**THE EXERCISE:**
Copy all of the records below verbatim.
──────── ROWS ────────
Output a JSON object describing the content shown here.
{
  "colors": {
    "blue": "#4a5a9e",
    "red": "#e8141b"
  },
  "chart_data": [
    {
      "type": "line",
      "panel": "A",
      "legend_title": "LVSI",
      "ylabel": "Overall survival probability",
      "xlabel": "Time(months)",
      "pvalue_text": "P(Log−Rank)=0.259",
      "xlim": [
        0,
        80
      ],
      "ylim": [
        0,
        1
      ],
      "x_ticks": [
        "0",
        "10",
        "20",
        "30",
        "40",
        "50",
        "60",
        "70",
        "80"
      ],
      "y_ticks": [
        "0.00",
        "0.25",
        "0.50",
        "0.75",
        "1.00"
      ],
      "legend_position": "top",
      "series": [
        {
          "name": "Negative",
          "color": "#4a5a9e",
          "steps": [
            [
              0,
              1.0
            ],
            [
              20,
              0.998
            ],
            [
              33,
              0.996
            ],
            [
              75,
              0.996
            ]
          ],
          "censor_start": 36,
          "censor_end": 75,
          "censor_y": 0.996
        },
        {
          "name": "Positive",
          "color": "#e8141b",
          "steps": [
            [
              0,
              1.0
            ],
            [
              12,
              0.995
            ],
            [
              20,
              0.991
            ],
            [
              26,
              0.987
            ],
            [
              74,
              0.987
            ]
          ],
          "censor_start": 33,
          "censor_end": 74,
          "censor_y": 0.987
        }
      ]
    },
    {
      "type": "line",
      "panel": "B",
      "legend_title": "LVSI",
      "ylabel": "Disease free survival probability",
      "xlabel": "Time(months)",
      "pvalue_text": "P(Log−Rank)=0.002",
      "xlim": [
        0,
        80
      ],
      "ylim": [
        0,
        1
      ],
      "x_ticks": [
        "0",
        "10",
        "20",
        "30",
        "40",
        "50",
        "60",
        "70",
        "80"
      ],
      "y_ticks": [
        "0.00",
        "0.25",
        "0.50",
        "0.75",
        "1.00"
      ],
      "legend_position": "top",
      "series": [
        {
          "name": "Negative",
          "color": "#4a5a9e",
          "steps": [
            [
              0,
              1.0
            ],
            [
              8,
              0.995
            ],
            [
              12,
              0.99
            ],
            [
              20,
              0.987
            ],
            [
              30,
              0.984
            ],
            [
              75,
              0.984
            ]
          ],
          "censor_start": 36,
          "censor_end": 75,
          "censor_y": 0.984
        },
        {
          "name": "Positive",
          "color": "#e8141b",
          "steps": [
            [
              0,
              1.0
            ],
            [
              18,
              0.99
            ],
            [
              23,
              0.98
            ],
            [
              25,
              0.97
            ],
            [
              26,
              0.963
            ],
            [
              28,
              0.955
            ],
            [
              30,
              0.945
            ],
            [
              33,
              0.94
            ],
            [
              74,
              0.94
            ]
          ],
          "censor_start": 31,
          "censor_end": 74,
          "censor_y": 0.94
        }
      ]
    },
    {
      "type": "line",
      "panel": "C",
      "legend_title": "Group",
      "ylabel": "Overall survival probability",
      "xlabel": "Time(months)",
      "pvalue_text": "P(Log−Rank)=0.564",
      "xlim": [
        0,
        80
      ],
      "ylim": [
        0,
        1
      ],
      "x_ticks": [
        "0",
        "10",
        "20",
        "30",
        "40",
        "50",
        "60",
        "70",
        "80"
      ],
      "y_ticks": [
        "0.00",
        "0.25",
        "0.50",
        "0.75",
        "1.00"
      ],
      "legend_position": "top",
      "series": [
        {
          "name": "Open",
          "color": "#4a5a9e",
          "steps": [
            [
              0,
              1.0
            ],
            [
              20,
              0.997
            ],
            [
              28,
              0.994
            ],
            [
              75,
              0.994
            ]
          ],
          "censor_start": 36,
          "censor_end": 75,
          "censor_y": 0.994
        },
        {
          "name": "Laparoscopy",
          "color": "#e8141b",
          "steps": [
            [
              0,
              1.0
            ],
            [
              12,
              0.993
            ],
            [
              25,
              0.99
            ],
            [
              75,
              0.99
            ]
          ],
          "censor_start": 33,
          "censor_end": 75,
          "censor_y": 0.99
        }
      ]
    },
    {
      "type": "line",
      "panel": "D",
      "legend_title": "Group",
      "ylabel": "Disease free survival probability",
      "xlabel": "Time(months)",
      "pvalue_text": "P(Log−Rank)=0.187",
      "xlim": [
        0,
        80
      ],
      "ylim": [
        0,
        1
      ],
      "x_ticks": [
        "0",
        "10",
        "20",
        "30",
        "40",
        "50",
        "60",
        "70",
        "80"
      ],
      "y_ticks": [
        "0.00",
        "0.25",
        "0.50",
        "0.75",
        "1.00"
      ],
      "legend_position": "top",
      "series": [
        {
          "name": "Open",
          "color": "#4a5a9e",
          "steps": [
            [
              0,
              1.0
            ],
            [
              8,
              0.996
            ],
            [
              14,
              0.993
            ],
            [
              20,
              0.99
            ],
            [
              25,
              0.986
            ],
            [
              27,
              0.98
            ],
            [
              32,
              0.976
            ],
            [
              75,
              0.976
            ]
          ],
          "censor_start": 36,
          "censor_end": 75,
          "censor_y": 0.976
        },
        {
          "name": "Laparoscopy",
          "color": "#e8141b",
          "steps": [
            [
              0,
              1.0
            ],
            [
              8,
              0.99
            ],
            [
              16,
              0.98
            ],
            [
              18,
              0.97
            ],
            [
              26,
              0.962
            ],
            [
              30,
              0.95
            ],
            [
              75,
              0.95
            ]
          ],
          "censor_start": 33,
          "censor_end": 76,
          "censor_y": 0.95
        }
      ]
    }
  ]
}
────────
**SOLUTION BELOW:**
Output a JSON object describing the content shown here.
{
  "colors": {
    "blue": "#4a5a9e",
    "red": "#e8141b"
  },
  "chart_data": [
    {
      "type": "line",
      "panel": "A",
      "legend_title": "LVSI",
      "ylabel": "Overall survival probability",
      "xlabel": "Time(months)",
      "pvalue_text": "P(Log−Rank)=0.259",
      "xlim": [
        0,
        80
      ],
      "ylim": [
        0,
        1
      ],
      "x_ticks": [
        "0",
        "10",
        "20",
        "30",
        "40",
        "50",
        "60",
        "70",
        "80"
      ],
      "y_ticks": [
        "0.00",
        "0.25",
        "0.50",
        "0.75",
        "1.00"
      ],
      "legend_position": "top",
      "series": [
        {
          "name": "Negative",
          "color": "#4a5a9e",
          "steps": [
            [
              0,
              1.0
            ],
            [
              20,
              0.998
            ],
            [
              33,
              0.996
            ],
            [
              75,
              0.996
            ]
          ],
          "censor_start": 36,
          "censor_end": 75,
          "censor_y": 0.996
        },
        {
          "name": "Positive",
          "color": "#e8141b",
          "steps": [
            [
              0,
              1.0
            ],
            [
              12,
              0.995
            ],
            [
              20,
              0.991
            ],
            [
              26,
              0.987
            ],
            [
              74,
              0.987
            ]
          ],
          "censor_start": 33,
          "censor_end": 74,
          "censor_y": 0.987
        }
      ]
    },
    {
      "type": "line",
      "panel": "B",
      "legend_title": "LVSI",
      "ylabel": "Disease free survival probability",
      "xlabel": "Time(months)",
      "pvalue_text": "P(Log−Rank)=0.002",
      "xlim": [
        0,
        80
      ],
      "ylim": [
        0,
        1
      ],
      "x_ticks": [
        "0",
        "10",
        "20",
        "30",
        "40",
        "50",
        "60",
        "70",
        "80"
      ],
      "y_ticks": [
        "0.00",
        "0.25",
        "0.50",
        "0.75",
        "1.00"
      ],
      "legend_position": "top",
      "series": [
        {
          "name": "Negative",
          "color": "#4a5a9e",
          "steps": [
            [
              0,
              1.0
            ],
            [
              8,
              0.995
            ],
            [
              12,
              0.99
            ],
            [
              20,
              0.987
            ],
            [
              30,
              0.984
            ],
            [
              75,
              0.984
            ]
          ],
          "censor_start": 36,
          "censor_end": 75,
          "censor_y": 0.984
        },
        {
          "name": "Positive",
          "color": "#e8141b",
          "steps": [
            [
              0,
              1.0
            ],
            [
              18,
              0.99
            ],
            [
              23,
              0.98
            ],
            [
              25,
              0.97
            ],
            [
              26,
              0.963
            ],
            [
              28,
              0.955
            ],
            [
              30,
              0.945
            ],
            [
              33,
              0.94
            ],
            [
              74,
              0.94
            ]
          ],
          "censor_start": 31,
          "censor_end": 74,
          "censor_y": 0.94
        }
      ]
    },
    {
      "type": "line",
      "panel": "C",
      "legend_title": "Group",
      "ylabel": "Overall survival probability",
      "xlabel": "Time(months)",
      "pvalue_text": "P(Log−Rank)=0.564",
      "xlim": [
        0,
        80
      ],
      "ylim": [
        0,
        1
      ],
      "x_ticks": [
        "0",
        "10",
        "20",
        "30",
        "40",
        "50",
        "60",
        "70",
        "80"
      ],
      "y_ticks": [
        "0.00",
        "0.25",
        "0.50",
        "0.75",
        "1.00"
      ],
      "legend_position": "top",
      "series": [
        {
          "name": "Open",
          "color": "#4a5a9e",
          "steps": [
            [
              0,
              1.0
            ],
            [
              20,
              0.997
            ],
            [
              28,
              0.994
            ],
            [
              75,
              0.994
            ]
          ],
          "censor_start": 36,
          "censor_end": 75,
          "censor_y": 0.994
        },
        {
          "name": "Laparoscopy",
          "color": "#e8141b",
          "steps": [
            [
              0,
              1.0
            ],
            [
              12,
              0.993
            ],
            [
              25,
              0.99
            ],
            [
              75,
              0.99
            ]
          ],
          "censor_start": 33,
          "censor_end": 75,
          "censor_y": 0.99
        }
      ]
    },
    {
      "type": "line",
      "panel": "D",
      "legend_title": "Group",
      "ylabel": "Disease free survival probability",
      "xlabel": "Time(months)",
      "pvalue_text": "P(Log−Rank)=0.187",
      "xlim": [
        0,
        80
      ],
      "ylim": [
        0,
        1
      ],
      "x_ticks": [
        "0",
        "10",
        "20",
        "30",
        "40",
        "50",
        "60",
        "70",
        "80"
      ],
      "y_ticks": [
        "0.00",
        "0.25",
        "0.50",
        "0.75",
        "1.00"
      ],
      "legend_position": "top",
      "series": [
        {
          "name": "Open",
          "color": "#4a5a9e",
          "steps": [
            [
              0,
              1.0
            ],
            [
              8,
              0.996
            ],
            [
              14,
              0.993
            ],
            [
              20,
              0.99
            ],
            [
              25,
              0.986
            ],
            [
              27,
              0.98
            ],
            [
              32,
              0.976
            ],
            [
              75,
              0.976
            ]
          ],
          "censor_start": 36,
          "censor_end": 75,
          "censor_y": 0.976
        },
        {
          "name": "Laparoscopy",
          "color": "#e8141b",
          "steps": [
            [
              0,
              1.0
            ],
            [
              8,
              0.99
            ],
            [
              16,
              0.98
            ],
            [
              18,
              0.97
            ],
            [
              26,
              0.962
            ],
            [
              30,
              0.95
            ],
            [
              75,
              0.95
            ]
          ],
          "censor_start": 33,
          "censor_end": 76,
          "censor_y": 0.95
        }
      ]
    }
  ]
}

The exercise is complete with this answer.